Work instructions.
Locate all lines in the data below that hold "Loss" and show them.

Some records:

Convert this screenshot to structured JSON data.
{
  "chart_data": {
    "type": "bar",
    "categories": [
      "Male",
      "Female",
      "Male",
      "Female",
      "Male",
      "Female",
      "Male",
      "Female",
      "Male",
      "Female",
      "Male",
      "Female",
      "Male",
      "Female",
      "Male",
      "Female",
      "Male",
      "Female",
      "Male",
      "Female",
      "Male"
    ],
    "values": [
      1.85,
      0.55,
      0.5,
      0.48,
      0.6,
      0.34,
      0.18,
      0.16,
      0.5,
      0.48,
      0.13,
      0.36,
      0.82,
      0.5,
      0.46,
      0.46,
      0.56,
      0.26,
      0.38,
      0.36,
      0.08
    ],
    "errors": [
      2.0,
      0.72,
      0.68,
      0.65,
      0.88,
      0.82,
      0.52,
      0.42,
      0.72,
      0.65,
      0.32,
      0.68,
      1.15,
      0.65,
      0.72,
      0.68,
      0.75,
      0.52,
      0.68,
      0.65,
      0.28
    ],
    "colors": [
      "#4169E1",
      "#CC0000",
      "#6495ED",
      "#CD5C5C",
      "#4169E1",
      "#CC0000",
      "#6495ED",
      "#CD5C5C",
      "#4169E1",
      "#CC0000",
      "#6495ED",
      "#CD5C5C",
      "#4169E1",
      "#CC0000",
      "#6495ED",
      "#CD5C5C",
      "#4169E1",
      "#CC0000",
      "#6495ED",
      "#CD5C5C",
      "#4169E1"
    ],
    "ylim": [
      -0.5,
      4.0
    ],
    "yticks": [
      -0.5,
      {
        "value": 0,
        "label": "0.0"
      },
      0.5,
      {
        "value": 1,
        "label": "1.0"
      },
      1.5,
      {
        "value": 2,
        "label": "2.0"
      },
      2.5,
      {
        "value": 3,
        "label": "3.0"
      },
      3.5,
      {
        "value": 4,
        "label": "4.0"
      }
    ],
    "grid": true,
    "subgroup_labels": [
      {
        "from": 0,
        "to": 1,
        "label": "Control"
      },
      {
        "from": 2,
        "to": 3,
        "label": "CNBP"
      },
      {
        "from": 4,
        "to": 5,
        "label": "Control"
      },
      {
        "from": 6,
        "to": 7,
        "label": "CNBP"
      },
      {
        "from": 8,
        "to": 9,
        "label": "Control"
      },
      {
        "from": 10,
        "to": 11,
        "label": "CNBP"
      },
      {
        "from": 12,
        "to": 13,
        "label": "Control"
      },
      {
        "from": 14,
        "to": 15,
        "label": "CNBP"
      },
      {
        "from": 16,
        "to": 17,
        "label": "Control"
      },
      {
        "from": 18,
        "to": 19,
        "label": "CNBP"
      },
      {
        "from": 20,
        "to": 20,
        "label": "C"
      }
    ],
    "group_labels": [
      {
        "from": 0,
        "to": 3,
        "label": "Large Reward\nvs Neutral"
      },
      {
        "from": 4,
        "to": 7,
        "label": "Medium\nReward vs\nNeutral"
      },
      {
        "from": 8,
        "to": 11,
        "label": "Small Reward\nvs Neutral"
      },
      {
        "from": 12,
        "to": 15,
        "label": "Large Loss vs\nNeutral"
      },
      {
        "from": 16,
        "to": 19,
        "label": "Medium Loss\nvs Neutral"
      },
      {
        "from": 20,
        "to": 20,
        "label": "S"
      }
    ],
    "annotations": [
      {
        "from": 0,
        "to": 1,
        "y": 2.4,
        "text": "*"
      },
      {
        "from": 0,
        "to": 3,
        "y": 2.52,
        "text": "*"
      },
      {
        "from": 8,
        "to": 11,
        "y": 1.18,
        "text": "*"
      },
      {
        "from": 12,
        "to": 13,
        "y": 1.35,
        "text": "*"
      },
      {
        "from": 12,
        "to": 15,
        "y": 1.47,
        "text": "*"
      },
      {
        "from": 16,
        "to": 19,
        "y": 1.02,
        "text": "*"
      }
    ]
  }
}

Result.
        "label": "Large Loss vs\nNeutral"
        "label": "Medium Loss\nvs Neutral"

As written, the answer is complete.